Your task is to copy the material exactly.

---------------

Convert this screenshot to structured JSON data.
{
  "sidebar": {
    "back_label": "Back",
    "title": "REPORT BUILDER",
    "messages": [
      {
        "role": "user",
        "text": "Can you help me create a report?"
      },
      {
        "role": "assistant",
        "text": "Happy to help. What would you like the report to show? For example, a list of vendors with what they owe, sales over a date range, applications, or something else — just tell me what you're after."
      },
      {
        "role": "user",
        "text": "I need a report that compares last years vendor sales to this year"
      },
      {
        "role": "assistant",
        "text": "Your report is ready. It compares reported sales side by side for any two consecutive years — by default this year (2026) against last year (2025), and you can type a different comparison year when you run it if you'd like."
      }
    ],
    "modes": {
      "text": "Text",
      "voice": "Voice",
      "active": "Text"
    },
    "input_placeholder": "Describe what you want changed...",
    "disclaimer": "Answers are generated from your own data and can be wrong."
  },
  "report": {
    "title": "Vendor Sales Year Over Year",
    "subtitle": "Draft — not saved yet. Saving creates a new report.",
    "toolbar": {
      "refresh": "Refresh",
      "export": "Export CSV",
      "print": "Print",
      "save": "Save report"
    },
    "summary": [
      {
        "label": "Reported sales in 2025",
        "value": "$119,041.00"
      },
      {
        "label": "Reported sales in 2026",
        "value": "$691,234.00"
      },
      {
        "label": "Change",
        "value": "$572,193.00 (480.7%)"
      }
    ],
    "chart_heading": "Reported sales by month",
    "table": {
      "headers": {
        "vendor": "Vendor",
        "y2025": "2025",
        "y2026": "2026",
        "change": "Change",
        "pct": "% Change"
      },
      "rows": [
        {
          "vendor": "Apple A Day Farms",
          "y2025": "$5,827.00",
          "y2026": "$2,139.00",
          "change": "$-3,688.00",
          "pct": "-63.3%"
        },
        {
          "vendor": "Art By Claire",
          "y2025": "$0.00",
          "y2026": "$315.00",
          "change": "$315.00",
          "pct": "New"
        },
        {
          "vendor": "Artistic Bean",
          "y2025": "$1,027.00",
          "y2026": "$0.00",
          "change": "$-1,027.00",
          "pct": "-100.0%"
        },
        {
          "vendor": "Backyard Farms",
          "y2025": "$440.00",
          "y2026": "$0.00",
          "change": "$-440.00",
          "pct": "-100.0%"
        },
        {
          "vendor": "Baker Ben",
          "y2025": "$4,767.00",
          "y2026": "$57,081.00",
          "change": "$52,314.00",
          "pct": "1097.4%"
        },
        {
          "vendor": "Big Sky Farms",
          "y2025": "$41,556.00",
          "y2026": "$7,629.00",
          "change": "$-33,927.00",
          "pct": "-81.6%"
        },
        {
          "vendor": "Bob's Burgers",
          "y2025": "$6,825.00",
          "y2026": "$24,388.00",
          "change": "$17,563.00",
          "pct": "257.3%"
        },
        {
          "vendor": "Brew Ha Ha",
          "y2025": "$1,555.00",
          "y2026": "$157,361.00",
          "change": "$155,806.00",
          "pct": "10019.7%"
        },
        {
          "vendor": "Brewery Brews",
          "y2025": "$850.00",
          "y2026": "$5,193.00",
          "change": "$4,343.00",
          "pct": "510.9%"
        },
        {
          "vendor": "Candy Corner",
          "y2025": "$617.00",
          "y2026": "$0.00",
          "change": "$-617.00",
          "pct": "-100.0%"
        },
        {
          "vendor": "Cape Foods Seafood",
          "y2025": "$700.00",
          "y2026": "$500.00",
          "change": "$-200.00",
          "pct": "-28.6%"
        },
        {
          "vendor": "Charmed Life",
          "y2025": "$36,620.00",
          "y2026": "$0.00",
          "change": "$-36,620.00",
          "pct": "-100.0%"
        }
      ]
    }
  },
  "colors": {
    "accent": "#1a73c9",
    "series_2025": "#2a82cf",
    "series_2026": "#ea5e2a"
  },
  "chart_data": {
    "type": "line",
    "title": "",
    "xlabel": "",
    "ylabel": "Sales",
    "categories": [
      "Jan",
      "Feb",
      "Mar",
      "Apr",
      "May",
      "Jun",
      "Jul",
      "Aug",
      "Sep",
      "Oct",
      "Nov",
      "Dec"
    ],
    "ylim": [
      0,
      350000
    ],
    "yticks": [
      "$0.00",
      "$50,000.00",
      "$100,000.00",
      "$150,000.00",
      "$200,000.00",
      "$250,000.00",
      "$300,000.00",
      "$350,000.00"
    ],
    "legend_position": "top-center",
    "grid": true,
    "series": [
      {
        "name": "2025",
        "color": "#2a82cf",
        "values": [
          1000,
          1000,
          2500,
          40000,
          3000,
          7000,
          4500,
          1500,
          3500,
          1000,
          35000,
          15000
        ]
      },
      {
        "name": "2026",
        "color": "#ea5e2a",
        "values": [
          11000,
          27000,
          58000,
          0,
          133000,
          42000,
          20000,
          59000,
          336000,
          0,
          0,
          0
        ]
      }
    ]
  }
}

---------------

_Response_:
Convert this screenshot to structured JSON data.
{
  "sidebar": {
    "back_label": "Back",
    "title": "REPORT BUILDER",
    "messages": [
      {
        "role": "user",
        "text": "Can you help me create a report?"
      },
      {
        "role": "assistant",
        "text": "Happy to help. What would you like the report to show? For example, a list of vendors with what they owe, sales over a date range, applications, or something else — just tell me what you're after."
      },
      {
        "role": "user",
        "text": "I need a report that compares last years vendor sales to this year"
      },
      {
        "role": "assistant",
        "text": "Your report is ready. It compares reported sales side by side for any two consecutive years — by default this year (2026) against last year (2025), and you can type a different comparison year when you run it if you'd like."
      }
    ],
    "modes": {
      "text": "Text",
      "voice": "Voice",
      "active": "Text"
    },
    "input_placeholder": "Describe what you want changed...",
    "disclaimer": "Answers are generated from your own data and can be wrong."
  },
  "report": {
    "title": "Vendor Sales Year Over Year",
    "subtitle": "Draft — not saved yet. Saving creates a new report.",
    "toolbar": {
      "refresh": "Refresh",
      "export": "Export CSV",
      "print": "Print",
      "save": "Save report"
    },
    "summary": [
      {
        "label": "Reported sales in 2025",
        "value": "$119,041.00"
      },
      {
        "label": "Reported sales in 2026",
        "value": "$691,234.00"
      },
      {
        "label": "Change",
        "value": "$572,193.00 (480.7%)"
      }
    ],
    "chart_heading": "Reported sales by month",
    "table": {
      "headers": {
        "vendor": "Vendor",
        "y2025": "2025",
        "y2026": "2026",
        "change": "Change",
        "pct": "% Change"
      },
      "rows": [
        {
          "vendor": "Apple A Day Farms",
          "y2025": "$5,827.00",
          "y2026": "$2,139.00",
          "change": "$-3,688.00",
          "pct": "-63.3%"
        },
        {
          "vendor": "Art By Claire",
          "y2025": "$0.00",
          "y2026": "$315.00",
          "change": "$315.00",
          "pct": "New"
        },
        {
          "vendor": "Artistic Bean",
          "y2025": "$1,027.00",
          "y2026": "$0.00",
          "change": "$-1,027.00",
          "pct": "-100.0%"
        },
        {
          "vendor": "Backyard Farms",
          "y2025": "$440.00",
          "y2026": "$0.00",
          "change": "$-440.00",
          "pct": "-100.0%"
        },
        {
          "vendor": "Baker Ben",
          "y2025": "$4,767.00",
          "y2026": "$57,081.00",
          "change": "$52,314.00",
          "pct": "1097.4%"
        },
        {
          "vendor": "Big Sky Farms",
          "y2025": "$41,556.00",
          "y2026": "$7,629.00",
          "change": "$-33,927.00",
          "pct": "-81.6%"
        },
        {
          "vendor": "Bob's Burgers",
          "y2025": "$6,825.00",
          "y2026": "$24,388.00",
          "change": "$17,563.00",
          "pct": "257.3%"
        },
        {
          "vendor": "Brew Ha Ha",
          "y2025": "$1,555.00",
          "y2026": "$157,361.00",
          "change": "$155,806.00",
          "pct": "10019.7%"
        },
        {
          "vendor": "Brewery Brews",
          "y2025": "$850.00",
          "y2026": "$5,193.00",
          "change": "$4,343.00",
          "pct": "510.9%"
        },
        {
          "vendor": "Candy Corner",
          "y2025": "$617.00",
          "y2026": "$0.00",
          "change": "$-617.00",
          "pct": "-100.0%"
        },
        {
          "vendor": "Cape Foods Seafood",
          "y2025": "$700.00",
          "y2026": "$500.00",
          "change": "$-200.00",
          "pct": "-28.6%"
        },
        {
          "vendor": "Charmed Life",
          "y2025": "$36,620.00",
          "y2026": "$0.00",
          "change": "$-36,620.00",
          "pct": "-100.0%"
        }
      ]
    }
  },
  "colors": {
    "accent": "#1a73c9",
    "series_2025": "#2a82cf",
    "series_2026": "#ea5e2a"
  },
  "chart_data": {
    "type": "line",
    "title": "",
    "xlabel": "",
    "ylabel": "Sales",
    "categories": [
      "Jan",
      "Feb",
      "Mar",
      "Apr",
      "May",
      "Jun",
      "Jul",
      "Aug",
      "Sep",
      "Oct",
      "Nov",
      "Dec"
    ],
    "ylim": [
      0,
      350000
    ],
    "yticks": [
      "$0.00",
      "$50,000.00",
      "$100,000.00",
      "$150,000.00",
      "$200,000.00",
      "$250,000.00",
      "$300,000.00",
      "$350,000.00"
    ],
    "legend_position": "top-center",
    "grid": true,
    "series": [
      {
        "name": "2025",
        "color": "#2a82cf",
        "values": [
          1000,
          1000,
          2500,
          40000,
          3000,
          7000,
          4500,
          1500,
          3500,
          1000,
          35000,
          15000
        ]
      },
      {
        "name": "2026",
        "color": "#ea5e2a",
        "values": [
          11000,
          27000,
          58000,
          0,
          133000,
          42000,
          20000,
          59000,
          336000,
          0,
          0,
          0
        ]
      }
    ]
  }
}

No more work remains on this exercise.